Transcribe all of the material exactly.

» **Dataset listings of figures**
- - - -
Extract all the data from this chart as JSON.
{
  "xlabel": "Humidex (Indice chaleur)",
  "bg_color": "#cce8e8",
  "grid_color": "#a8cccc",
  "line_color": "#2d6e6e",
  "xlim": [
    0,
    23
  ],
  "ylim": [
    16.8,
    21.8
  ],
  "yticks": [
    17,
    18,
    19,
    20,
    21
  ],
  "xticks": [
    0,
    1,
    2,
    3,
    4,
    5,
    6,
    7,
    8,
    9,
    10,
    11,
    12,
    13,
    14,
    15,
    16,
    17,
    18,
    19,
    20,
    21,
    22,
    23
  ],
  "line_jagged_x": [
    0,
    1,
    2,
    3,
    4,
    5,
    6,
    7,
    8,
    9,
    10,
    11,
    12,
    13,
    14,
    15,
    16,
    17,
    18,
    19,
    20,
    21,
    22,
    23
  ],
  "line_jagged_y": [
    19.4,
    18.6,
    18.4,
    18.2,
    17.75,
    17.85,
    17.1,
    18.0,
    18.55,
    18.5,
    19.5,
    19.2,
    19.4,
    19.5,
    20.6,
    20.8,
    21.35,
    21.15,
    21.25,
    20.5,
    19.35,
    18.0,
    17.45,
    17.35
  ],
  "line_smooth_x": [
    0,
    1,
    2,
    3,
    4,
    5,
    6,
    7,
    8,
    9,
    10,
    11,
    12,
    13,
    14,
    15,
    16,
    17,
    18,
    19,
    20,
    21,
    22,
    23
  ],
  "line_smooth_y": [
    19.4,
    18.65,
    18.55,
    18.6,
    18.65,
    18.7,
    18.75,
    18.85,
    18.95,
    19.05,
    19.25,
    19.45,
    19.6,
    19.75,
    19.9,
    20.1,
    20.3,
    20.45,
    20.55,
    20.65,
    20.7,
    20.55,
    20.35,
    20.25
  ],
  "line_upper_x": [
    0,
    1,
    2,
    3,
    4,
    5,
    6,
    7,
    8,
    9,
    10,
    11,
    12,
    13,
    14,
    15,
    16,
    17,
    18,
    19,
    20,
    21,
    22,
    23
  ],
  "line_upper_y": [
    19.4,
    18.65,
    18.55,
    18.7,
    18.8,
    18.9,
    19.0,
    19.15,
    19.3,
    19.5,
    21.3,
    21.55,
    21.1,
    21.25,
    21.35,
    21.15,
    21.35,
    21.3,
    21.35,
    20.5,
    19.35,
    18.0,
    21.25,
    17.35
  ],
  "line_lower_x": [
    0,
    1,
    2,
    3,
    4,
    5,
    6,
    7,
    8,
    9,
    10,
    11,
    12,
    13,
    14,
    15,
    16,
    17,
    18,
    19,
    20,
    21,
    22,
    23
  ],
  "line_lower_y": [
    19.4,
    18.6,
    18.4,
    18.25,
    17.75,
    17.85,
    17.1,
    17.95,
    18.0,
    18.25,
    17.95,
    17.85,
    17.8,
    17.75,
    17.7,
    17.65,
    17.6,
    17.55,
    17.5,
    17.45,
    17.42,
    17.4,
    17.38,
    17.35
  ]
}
- - - -
» **Answer below**
Extract all the data from this chart as JSON.
{
  "xlabel": "Humidex (Indice chaleur)",
  "bg_color": "#cce8e8",
  "grid_color": "#a8cccc",
  "line_color": "#2d6e6e",
  "xlim": [
    0,
    23
  ],
  "ylim": [
    16.8,
    21.8
  ],
  "yticks": [
    17,
    18,
    19,
    20,
    21
  ],
  "xticks": [
    0,
    1,
    2,
    3,
    4,
    5,
    6,
    7,
    8,
    9,
    10,
    11,
    12,
    13,
    14,
    15,
    16,
    17,
    18,
    19,
    20,
    21,
    22,
    23
  ],
  "line_jagged_x": [
    0,
    1,
    2,
    3,
    4,
    5,
    6,
    7,
    8,
    9,
    10,
    11,
    12,
    13,
    14,
    15,
    16,
    17,
    18,
    19,
    20,
    21,
    22,
    23
  ],
  "line_jagged_y": [
    19.4,
    18.6,
    18.4,
    18.2,
    17.75,
    17.85,
    17.1,
    18.0,
    18.55,
    18.5,
    19.5,
    19.2,
    19.4,
    19.5,
    20.6,
    20.8,
    21.35,
    21.15,
    21.25,
    20.5,
    19.35,
    18.0,
    17.45,
    17.35
  ],
  "line_smooth_x": [
    0,
    1,
    2,
    3,
    4,
    5,
    6,
    7,
    8,
    9,
    10,
    11,
    12,
    13,
    14,
    15,
    16,
    17,
    18,
    19,
    20,
    21,
    22,
    23
  ],
  "line_smooth_y": [
    19.4,
    18.65,
    18.55,
    18.6,
    18.65,
    18.7,
    18.75,
    18.85,
    18.95,
    19.05,
    19.25,
    19.45,
    19.6,
    19.75,
    19.9,
    20.1,
    20.3,
    20.45,
    20.55,
    20.65,
    20.7,
    20.55,
    20.35,
    20.25
  ],
  "line_upper_x": [
    0,
    1,
    2,
    3,
    4,
    5,
    6,
    7,
    8,
    9,
    10,
    11,
    12,
    13,
    14,
    15,
    16,
    17,
    18,
    19,
    20,
    21,
    22,
    23
  ],
  "line_upper_y": [
    19.4,
    18.65,
    18.55,
    18.7,
    18.8,
    18.9,
    19.0,
    19.15,
    19.3,
    19.5,
    21.3,
    21.55,
    21.1,
    21.25,
    21.35,
    21.15,
    21.35,
    21.3,
    21.35,
    20.5,
    19.35,
    18.0,
    21.25,
    17.35
  ],
  "line_lower_x": [
    0,
    1,
    2,
    3,
    4,
    5,
    6,
    7,
    8,
    9,
    10,
    11,
    12,
    13,
    14,
    15,
    16,
    17,
    18,
    19,
    20,
    21,
    22,
    23
  ],
  "line_lower_y": [
    19.4,
    18.6,
    18.4,
    18.25,
    17.75,
    17.85,
    17.1,
    17.95,
    18.0,
    18.25,
    17.95,
    17.85,
    17.8,
    17.75,
    17.7,
    17.65,
    17.6,
    17.55,
    17.5,
    17.45,
    17.42,
    17.4,
    17.38,
    17.35
  ]
}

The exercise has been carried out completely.